* What this task involves: Transcribe each entry below exactly. Pictures do not go in the copy.

* Data records:

▼

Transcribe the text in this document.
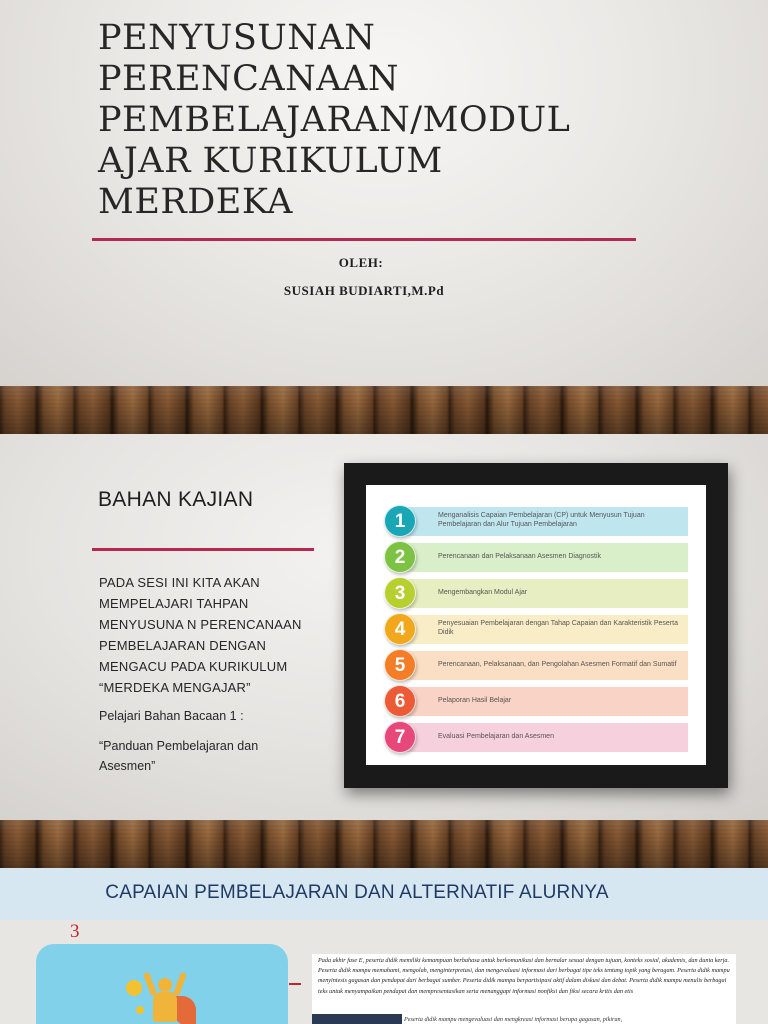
PENYUSUNAN PERENCANAAN PEMBELAJARAN/MODUL AJAR KURIKULUM MERDEKA
OLEH:
SUSIAH BUDIARTI,M.Pd
BAHAN KAJIAN

PADA SESI INI KITA AKAN MEMPELAJARI TAHPAN MENYUSUNA N PERENCANAAN PEMBELAJARAN DENGAN MENGACU PADA KURIKULUM “MERDEKA MENGAJAR”

Pelajari Bahan Bacaan 1 :

“Panduan Pembelajaran dan Asesmen”

1	Menganalisis Capaian Pembelajaran (CP) untuk Menyusun Tujuan Pembelajaran dan Alur Tujuan Pembelajaran
2	Perencanaan dan Pelaksanaan Asesmen Diagnostik
3	Mengembangkan Modul Ajar
4	Penyesuaian Pembelajaran dengan Tahap Capaian dan Karakteristik Peserta Didik
5	Perencanaan, Pelaksanaan, dan Pengolahan Asesmen Formatif dan Sumatif
6	Pelaporan Hasil Belajar
7	Evaluasi Pembelajaran dan Asesmen
CAPAIAN PEMBELAJARAN DAN ALTERNATIF ALURNYA
3

Pada akhir fase E, peserta didik memiliki kemampuan berbahasa untuk berkomunikasi dan bernalar sesuai dengan tujuan, konteks sosial, akademis, dan dunia kerja. Peserta didik mampu memahami, mengolah, menginterpretasi, dan mengevaluasi informasi dari berbagai tipe teks tentang topik yang beragam. Peserta didik mampu menyintesis gagasan dan pendapat dari berbagai sumber. Peserta didik mampu berpartisipasi aktif dalam diskusi dan debat. Peserta didik mampu menulis berbagai teks untuk menyampaikan pendapat dan mempresentasikan serta menanggapi informasi nonfiksi dan fiksi secara kritis dan etis

Peserta didik mampu mengevaluasi dan mengkreasi informasi berupa gagasan, pikiran,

▲

* Result of this task:
Transcribe the text in this document.
PENYUSUNAN PERENCANAAN PEMBELAJARAN/MODUL AJAR KURIKULUM MERDEKA
OLEH:
SUSIAH BUDIARTI,M.Pd
BAHAN KAJIAN

PADA SESI INI KITA AKAN MEMPELAJARI TAHPAN MENYUSUNA N PERENCANAAN PEMBELAJARAN DENGAN MENGACU PADA KURIKULUM “MERDEKA MENGAJAR”

Pelajari Bahan Bacaan 1 :

“Panduan Pembelajaran dan Asesmen”

1	Menganalisis Capaian Pembelajaran (CP) untuk Menyusun Tujuan Pembelajaran dan Alur Tujuan Pembelajaran
2	Perencanaan dan Pelaksanaan Asesmen Diagnostik
3	Mengembangkan Modul Ajar
4	Penyesuaian Pembelajaran dengan Tahap Capaian dan Karakteristik Peserta Didik
5	Perencanaan, Pelaksanaan, dan Pengolahan Asesmen Formatif dan Sumatif
6	Pelaporan Hasil Belajar
7	Evaluasi Pembelajaran dan Asesmen
CAPAIAN PEMBELAJARAN DAN ALTERNATIF ALURNYA
3

Pada akhir fase E, peserta didik memiliki kemampuan berbahasa untuk berkomunikasi dan bernalar sesuai dengan tujuan, konteks sosial, akademis, dan dunia kerja. Peserta didik mampu memahami, mengolah, menginterpretasi, dan mengevaluasi informasi dari berbagai tipe teks tentang topik yang beragam. Peserta didik mampu menyintesis gagasan dan pendapat dari berbagai sumber. Peserta didik mampu berpartisipasi aktif dalam diskusi dan debat. Peserta didik mampu menulis berbagai teks untuk menyampaikan pendapat dan mempresentasikan serta menanggapi informasi nonfiksi dan fiksi secara kritis dan etis

Peserta didik mampu mengevaluasi dan mengkreasi informasi berupa gagasan, pikiran,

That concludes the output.